### Given records
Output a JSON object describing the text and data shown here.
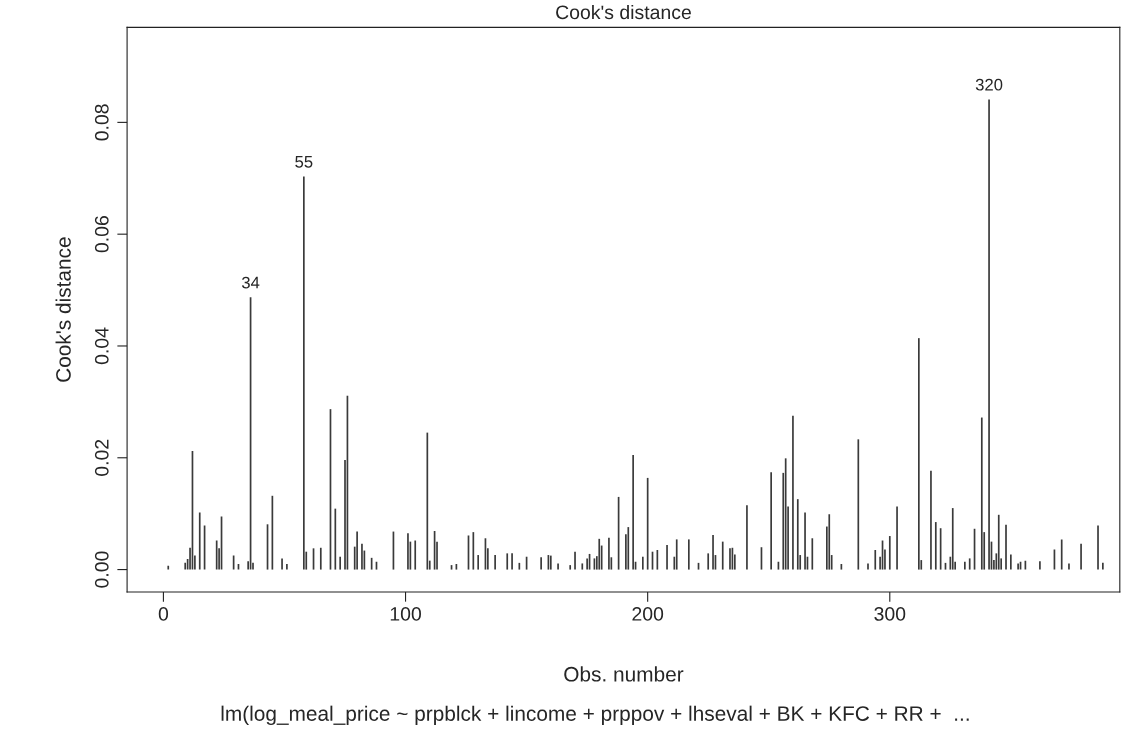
{
  "chart_data": {
    "type": "bar",
    "title": "Cook's distance",
    "xlabel": "Obs. number",
    "ylabel": "Cook's distance",
    "annotations": [
      {
        "text": "34",
        "x": 36,
        "y": 0.0487
      },
      {
        "text": "55",
        "x": 58,
        "y": 0.0703
      },
      {
        "text": "320",
        "x": 341,
        "y": 0.0841
      },
      "lm(log_meal_price ~ prpblck + lincome + prppov + lhseval + BK + KFC + RR +  ..."
    ],
    "x": [
      2,
      9,
      10,
      11,
      12,
      13,
      15,
      17,
      22,
      23,
      24,
      29,
      31,
      35,
      36,
      37,
      43,
      45,
      49,
      51,
      58,
      59,
      62,
      65,
      69,
      71,
      73,
      75,
      76,
      79,
      80,
      82,
      83,
      86,
      88,
      95,
      101,
      102,
      104,
      109,
      110,
      112,
      113,
      119,
      121,
      126,
      128,
      130,
      133,
      134,
      137,
      142,
      144,
      147,
      150,
      156,
      159,
      160,
      163,
      168,
      170,
      173,
      175,
      176,
      178,
      179,
      180,
      181,
      184,
      185,
      188,
      191,
      192,
      194,
      195,
      198,
      200,
      202,
      204,
      208,
      211,
      212,
      217,
      221,
      225,
      227,
      228,
      231,
      234,
      235,
      236,
      241,
      247,
      251,
      254,
      256,
      257,
      258,
      260,
      262,
      263,
      265,
      266,
      268,
      274,
      275,
      276,
      280,
      287,
      291,
      294,
      296,
      297,
      298,
      300,
      303,
      312,
      313,
      317,
      319,
      321,
      323,
      325,
      326,
      327,
      331,
      333,
      335,
      338,
      339,
      341,
      342,
      343,
      344,
      345,
      346,
      348,
      350,
      353,
      354,
      356,
      362,
      368,
      371,
      374,
      379,
      386,
      388
    ],
    "values": [
      0.0007,
      0.0012,
      0.0019,
      0.0039,
      0.0212,
      0.0025,
      0.0102,
      0.0079,
      0.0052,
      0.0038,
      0.0095,
      0.0025,
      0.001,
      0.0015,
      0.0487,
      0.0012,
      0.0081,
      0.0132,
      0.002,
      0.001,
      0.0703,
      0.0032,
      0.0038,
      0.0039,
      0.0287,
      0.0109,
      0.0023,
      0.0196,
      0.0311,
      0.0041,
      0.0068,
      0.0046,
      0.0034,
      0.0021,
      0.0014,
      0.0068,
      0.0065,
      0.005,
      0.0052,
      0.0245,
      0.0016,
      0.0069,
      0.005,
      0.0008,
      0.001,
      0.0061,
      0.0067,
      0.0026,
      0.0056,
      0.0038,
      0.0026,
      0.0029,
      0.0029,
      0.0012,
      0.0023,
      0.0022,
      0.0026,
      0.0025,
      0.0011,
      0.0008,
      0.0032,
      0.0011,
      0.002,
      0.0028,
      0.002,
      0.0024,
      0.0055,
      0.0043,
      0.0057,
      0.0022,
      0.013,
      0.0063,
      0.0076,
      0.0205,
      0.0014,
      0.0023,
      0.0164,
      0.0032,
      0.0035,
      0.0044,
      0.0023,
      0.0054,
      0.0054,
      0.0012,
      0.0029,
      0.0062,
      0.0026,
      0.005,
      0.0038,
      0.0039,
      0.0027,
      0.0115,
      0.004,
      0.0174,
      0.0014,
      0.0173,
      0.0199,
      0.0113,
      0.0275,
      0.0126,
      0.0026,
      0.0102,
      0.0023,
      0.0056,
      0.0077,
      0.0099,
      0.0026,
      0.001,
      0.0233,
      0.0011,
      0.0035,
      0.0023,
      0.0052,
      0.0036,
      0.006,
      0.0113,
      0.0414,
      0.0017,
      0.0177,
      0.0085,
      0.0074,
      0.0012,
      0.0023,
      0.011,
      0.0014,
      0.0014,
      0.002,
      0.0073,
      0.0272,
      0.0067,
      0.0841,
      0.005,
      0.0017,
      0.0029,
      0.0098,
      0.002,
      0.008,
      0.0027,
      0.0011,
      0.0014,
      0.0016,
      0.0015,
      0.0036,
      0.0054,
      0.0011,
      0.0046,
      0.0079,
      0.0012
    ],
    "color": "#3a3a3a",
    "xlim": [
      -15,
      395
    ],
    "ylim": [
      -0.004,
      0.097
    ],
    "xticks": [
      0,
      100,
      200,
      300
    ],
    "yticks": [
      {
        "value": 0,
        "label": "0.00"
      },
      {
        "value": 0.02,
        "label": "0.02"
      },
      {
        "value": 0.04,
        "label": "0.04"
      },
      {
        "value": 0.06,
        "label": "0.06"
      },
      {
        "value": 0.08,
        "label": "0.08"
      }
    ],
    "grid": false
  }
}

### What you have to do
Each record above must be returned exactly as written, with its pictures omitted.

### Answer to this problem
Output a JSON object describing the text and data shown here.
{
  "chart_data": {
    "type": "bar",
    "title": "Cook's distance",
    "xlabel": "Obs. number",
    "ylabel": "Cook's distance",
    "annotations": [
      {
        "text": "34",
        "x": 36,
        "y": 0.0487
      },
      {
        "text": "55",
        "x": 58,
        "y": 0.0703
      },
      {
        "text": "320",
        "x": 341,
        "y": 0.0841
      },
      "lm(log_meal_price ~ prpblck + lincome + prppov + lhseval + BK + KFC + RR +  ..."
    ],
    "x": [
      2,
      9,
      10,
      11,
      12,
      13,
      15,
      17,
      22,
      23,
      24,
      29,
      31,
      35,
      36,
      37,
      43,
      45,
      49,
      51,
      58,
      59,
      62,
      65,
      69,
      71,
      73,
      75,
      76,
      79,
      80,
      82,
      83,
      86,
      88,
      95,
      101,
      102,
      104,
      109,
      110,
      112,
      113,
      119,
      121,
      126,
      128,
      130,
      133,
      134,
      137,
      142,
      144,
      147,
      150,
      156,
      159,
      160,
      163,
      168,
      170,
      173,
      175,
      176,
      178,
      179,
      180,
      181,
      184,
      185,
      188,
      191,
      192,
      194,
      195,
      198,
      200,
      202,
      204,
      208,
      211,
      212,
      217,
      221,
      225,
      227,
      228,
      231,
      234,
      235,
      236,
      241,
      247,
      251,
      254,
      256,
      257,
      258,
      260,
      262,
      263,
      265,
      266,
      268,
      274,
      275,
      276,
      280,
      287,
      291,
      294,
      296,
      297,
      298,
      300,
      303,
      312,
      313,
      317,
      319,
      321,
      323,
      325,
      326,
      327,
      331,
      333,
      335,
      338,
      339,
      341,
      342,
      343,
      344,
      345,
      346,
      348,
      350,
      353,
      354,
      356,
      362,
      368,
      371,
      374,
      379,
      386,
      388
    ],
    "values": [
      0.0007,
      0.0012,
      0.0019,
      0.0039,
      0.0212,
      0.0025,
      0.0102,
      0.0079,
      0.0052,
      0.0038,
      0.0095,
      0.0025,
      0.001,
      0.0015,
      0.0487,
      0.0012,
      0.0081,
      0.0132,
      0.002,
      0.001,
      0.0703,
      0.0032,
      0.0038,
      0.0039,
      0.0287,
      0.0109,
      0.0023,
      0.0196,
      0.0311,
      0.0041,
      0.0068,
      0.0046,
      0.0034,
      0.0021,
      0.0014,
      0.0068,
      0.0065,
      0.005,
      0.0052,
      0.0245,
      0.0016,
      0.0069,
      0.005,
      0.0008,
      0.001,
      0.0061,
      0.0067,
      0.0026,
      0.0056,
      0.0038,
      0.0026,
      0.0029,
      0.0029,
      0.0012,
      0.0023,
      0.0022,
      0.0026,
      0.0025,
      0.0011,
      0.0008,
      0.0032,
      0.0011,
      0.002,
      0.0028,
      0.002,
      0.0024,
      0.0055,
      0.0043,
      0.0057,
      0.0022,
      0.013,
      0.0063,
      0.0076,
      0.0205,
      0.0014,
      0.0023,
      0.0164,
      0.0032,
      0.0035,
      0.0044,
      0.0023,
      0.0054,
      0.0054,
      0.0012,
      0.0029,
      0.0062,
      0.0026,
      0.005,
      0.0038,
      0.0039,
      0.0027,
      0.0115,
      0.004,
      0.0174,
      0.0014,
      0.0173,
      0.0199,
      0.0113,
      0.0275,
      0.0126,
      0.0026,
      0.0102,
      0.0023,
      0.0056,
      0.0077,
      0.0099,
      0.0026,
      0.001,
      0.0233,
      0.0011,
      0.0035,
      0.0023,
      0.0052,
      0.0036,
      0.006,
      0.0113,
      0.0414,
      0.0017,
      0.0177,
      0.0085,
      0.0074,
      0.0012,
      0.0023,
      0.011,
      0.0014,
      0.0014,
      0.002,
      0.0073,
      0.0272,
      0.0067,
      0.0841,
      0.005,
      0.0017,
      0.0029,
      0.0098,
      0.002,
      0.008,
      0.0027,
      0.0011,
      0.0014,
      0.0016,
      0.0015,
      0.0036,
      0.0054,
      0.0011,
      0.0046,
      0.0079,
      0.0012
    ],
    "color": "#3a3a3a",
    "xlim": [
      -15,
      395
    ],
    "ylim": [
      -0.004,
      0.097
    ],
    "xticks": [
      0,
      100,
      200,
      300
    ],
    "yticks": [
      {
        "value": 0,
        "label": "0.00"
      },
      {
        "value": 0.02,
        "label": "0.02"
      },
      {
        "value": 0.04,
        "label": "0.04"
      },
      {
        "value": 0.06,
        "label": "0.06"
      },
      {
        "value": 0.08,
        "label": "0.08"
      }
    ],
    "grid": false
  }
}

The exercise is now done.